[Records from a data collection]
* START *
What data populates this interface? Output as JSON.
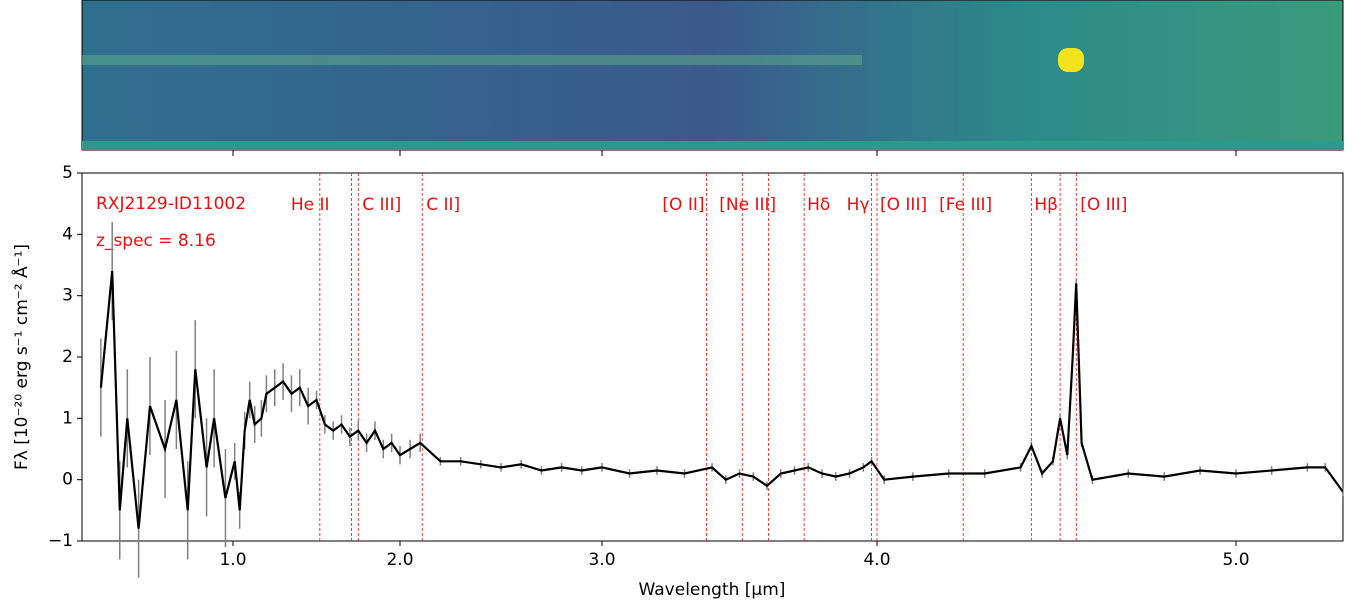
{
  "chart_data": {
    "type": "line",
    "xlabel": "Wavelength [μm]",
    "ylabel": "Fλ [10⁻²⁰ erg s⁻¹ cm⁻² Å⁻¹]",
    "annotations": [
      "RXJ2129-ID11002",
      "z_spec = 8.16"
    ],
    "xlim": [
      0.6,
      5.3
    ],
    "xticks": [
      {
        "value": 1,
        "label": "1.0"
      },
      {
        "value": 2,
        "label": "2.0"
      },
      {
        "value": 3,
        "label": "3.0"
      },
      {
        "value": 4,
        "label": "4.0"
      },
      {
        "value": 5,
        "label": "5.0"
      }
    ],
    "ylim": [
      -1,
      5
    ],
    "yticks": [
      {
        "value": -1,
        "label": "−1"
      },
      0,
      1,
      2,
      3,
      4,
      5
    ],
    "lines": [
      {
        "x": 1.52,
        "label": "He II"
      },
      {
        "x": 1.71,
        "label": null
      },
      {
        "x": 1.75,
        "label": "C III]"
      },
      {
        "x": 2.11,
        "label": "C II]"
      },
      {
        "x": 3.38,
        "label": "[O II]"
      },
      {
        "x": 3.51,
        "label": "[Ne III]"
      },
      {
        "x": 3.605,
        "label": null
      },
      {
        "x": 3.735,
        "label": "Hδ"
      },
      {
        "x": 3.98,
        "label": "Hγ"
      },
      {
        "x": 4.0,
        "label": "[O III]"
      },
      {
        "x": 4.24,
        "label": "[Fe III]"
      },
      {
        "x": 4.43,
        "label": "Hβ"
      },
      {
        "x": 4.51,
        "label": null
      },
      {
        "x": 4.555,
        "label": "[O III]"
      }
    ],
    "line_color": "#e8110f",
    "series": [
      {
        "name": "flux",
        "color": "#000000",
        "error_color": "#808080",
        "x": [
          0.65,
          0.68,
          0.7,
          0.72,
          0.75,
          0.78,
          0.82,
          0.85,
          0.88,
          0.9,
          0.93,
          0.95,
          0.98,
          1.01,
          1.04,
          1.07,
          1.1,
          1.13,
          1.17,
          1.2,
          1.25,
          1.3,
          1.35,
          1.4,
          1.45,
          1.5,
          1.55,
          1.6,
          1.65,
          1.7,
          1.75,
          1.8,
          1.85,
          1.9,
          1.95,
          2.0,
          2.05,
          2.1,
          2.2,
          2.3,
          2.4,
          2.5,
          2.6,
          2.7,
          2.8,
          2.9,
          3.0,
          3.1,
          3.2,
          3.3,
          3.4,
          3.45,
          3.5,
          3.55,
          3.6,
          3.65,
          3.7,
          3.75,
          3.8,
          3.85,
          3.9,
          3.95,
          3.98,
          4.02,
          4.1,
          4.2,
          4.3,
          4.4,
          4.43,
          4.46,
          4.49,
          4.51,
          4.53,
          4.545,
          4.555,
          4.57,
          4.6,
          4.7,
          4.8,
          4.9,
          5.0,
          5.1,
          5.2,
          5.25,
          5.3
        ],
        "values": [
          1.5,
          3.4,
          -0.5,
          1.0,
          -0.8,
          1.2,
          0.5,
          1.3,
          -0.5,
          1.8,
          0.2,
          1.0,
          -0.3,
          0.3,
          -0.5,
          0.8,
          1.3,
          0.9,
          1.0,
          1.4,
          1.5,
          1.6,
          1.4,
          1.5,
          1.2,
          1.3,
          0.9,
          0.8,
          0.9,
          0.7,
          0.8,
          0.6,
          0.8,
          0.5,
          0.6,
          0.4,
          0.5,
          0.6,
          0.3,
          0.3,
          0.25,
          0.2,
          0.25,
          0.15,
          0.2,
          0.15,
          0.2,
          0.1,
          0.15,
          0.1,
          0.2,
          0.0,
          0.1,
          0.05,
          -0.1,
          0.1,
          0.15,
          0.2,
          0.1,
          0.05,
          0.1,
          0.2,
          0.3,
          0.0,
          0.05,
          0.1,
          0.1,
          0.2,
          0.55,
          0.1,
          0.3,
          1.0,
          0.4,
          2.0,
          3.2,
          0.6,
          0.0,
          0.1,
          0.05,
          0.15,
          0.1,
          0.15,
          0.2,
          0.2,
          -0.2
        ],
        "errors": [
          0.8,
          0.8,
          0.8,
          0.8,
          0.8,
          0.8,
          0.8,
          0.8,
          0.8,
          0.8,
          0.8,
          0.8,
          0.8,
          0.3,
          0.3,
          0.3,
          0.3,
          0.3,
          0.3,
          0.3,
          0.3,
          0.3,
          0.3,
          0.3,
          0.3,
          0.15,
          0.15,
          0.15,
          0.15,
          0.15,
          0.15,
          0.15,
          0.15,
          0.15,
          0.15,
          0.15,
          0.15,
          0.15,
          0.07,
          0.07,
          0.07,
          0.07,
          0.07,
          0.07,
          0.07,
          0.07,
          0.07,
          0.07,
          0.07,
          0.07,
          0.07,
          0.07,
          0.07,
          0.07,
          0.07,
          0.07,
          0.07,
          0.07,
          0.07,
          0.07,
          0.07,
          0.07,
          0.07,
          0.07,
          0.07,
          0.07,
          0.07,
          0.07,
          0.07,
          0.07,
          0.07,
          0.07,
          0.07,
          0.07,
          0.07,
          0.07,
          0.07,
          0.07,
          0.07,
          0.07,
          0.07,
          0.07,
          0.07,
          0.07,
          0.07
        ]
      }
    ]
  }
}
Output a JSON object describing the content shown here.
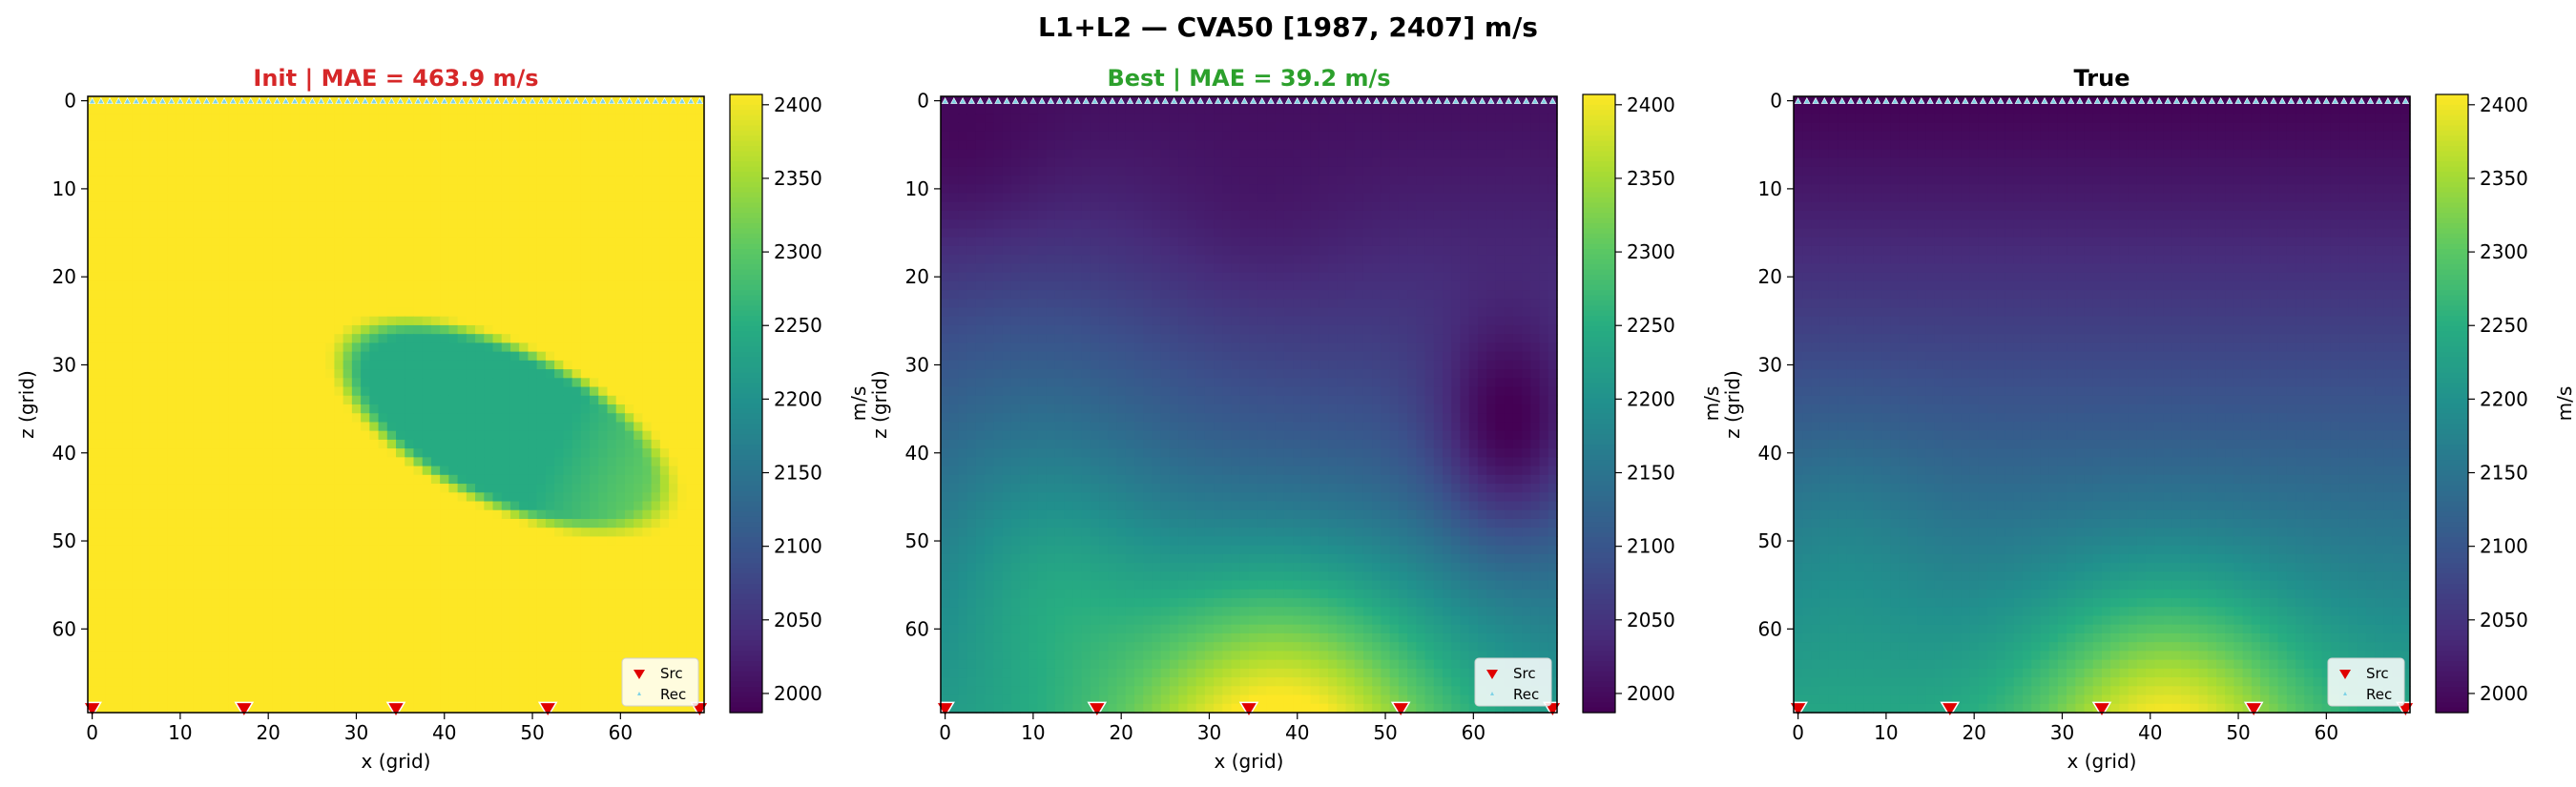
{
  "figure": {
    "title": "L1+L2 — CVA50 [1987, 2407] m/s"
  },
  "colors": {
    "init_title": "#d62728",
    "best_title": "#2ca02c",
    "true_title": "#000000",
    "source_marker": "#e00000",
    "receiver_marker": "#7fd3e6"
  },
  "chart_data": [
    {
      "type": "heatmap",
      "title": "Init  |  MAE = 463.9 m/s",
      "title_color": "#d62728",
      "xlabel": "x (grid)",
      "ylabel": "z (grid)",
      "xlim": [
        0,
        69
      ],
      "ylim": [
        69,
        0
      ],
      "xticks": [
        0,
        10,
        20,
        30,
        40,
        50,
        60
      ],
      "yticks": [
        0,
        10,
        20,
        30,
        40,
        50,
        60
      ],
      "colorbar": {
        "label": "m/s",
        "ticks": [
          2000,
          2050,
          2100,
          2150,
          2200,
          2250,
          2300,
          2350,
          2400
        ],
        "range": [
          1987,
          2407
        ],
        "colormap": "viridis"
      },
      "field_description": "uniform 2407 m/s with a diagonal ellipsoidal anomaly (~2250 m/s) from about (x=30, z=28) to (x=65, z=45)",
      "sources": {
        "x": [
          0,
          17.25,
          34.5,
          51.75,
          69
        ],
        "z": 69,
        "label": "Src"
      },
      "receivers": {
        "count": 70,
        "z": 0,
        "label": "Rec"
      }
    },
    {
      "type": "heatmap",
      "title": "Best  |  MAE = 39.2 m/s",
      "title_color": "#2ca02c",
      "xlabel": "x (grid)",
      "ylabel": "z (grid)",
      "xlim": [
        0,
        69
      ],
      "ylim": [
        69,
        0
      ],
      "xticks": [
        0,
        10,
        20,
        30,
        40,
        50,
        60
      ],
      "yticks": [
        0,
        10,
        20,
        30,
        40,
        50,
        60
      ],
      "colorbar": {
        "label": "m/s",
        "ticks": [
          2000,
          2050,
          2100,
          2150,
          2200,
          2250,
          2300,
          2350,
          2400
        ],
        "range": [
          1987,
          2407
        ],
        "colormap": "viridis"
      },
      "field_description": "low velocity (~2000 m/s) near top increasing with depth, bright (~2400 m/s) dome at bottom centred near x=38, with a slower pocket near x=65, z=38",
      "sources": {
        "x": [
          0,
          17.25,
          34.5,
          51.75,
          69
        ],
        "z": 69,
        "label": "Src"
      },
      "receivers": {
        "count": 70,
        "z": 0,
        "label": "Rec"
      }
    },
    {
      "type": "heatmap",
      "title": "True",
      "title_color": "#000000",
      "xlabel": "x (grid)",
      "ylabel": "z (grid)",
      "xlim": [
        0,
        69
      ],
      "ylim": [
        69,
        0
      ],
      "xticks": [
        0,
        10,
        20,
        30,
        40,
        50,
        60
      ],
      "yticks": [
        0,
        10,
        20,
        30,
        40,
        50,
        60
      ],
      "colorbar": {
        "label": "m/s",
        "ticks": [
          2000,
          2050,
          2100,
          2150,
          2200,
          2250,
          2300,
          2350,
          2400
        ],
        "range": [
          1987,
          2407
        ],
        "colormap": "viridis"
      },
      "field_description": "~1990 m/s at top increasing smoothly with depth to ~2250 m/s at bottom, with a bright (~2400 m/s) dome centred near x=42, z=69",
      "sources": {
        "x": [
          0,
          17.25,
          34.5,
          51.75,
          69
        ],
        "z": 69,
        "label": "Src"
      },
      "receivers": {
        "count": 70,
        "z": 0,
        "label": "Rec"
      }
    }
  ]
}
* END *
*Goal:* Out of the preceding entries, pull every line containing the string "Output".

*In response:*
What data populates this interface? Output as JSON.
Output a JSON object describing the content shown here.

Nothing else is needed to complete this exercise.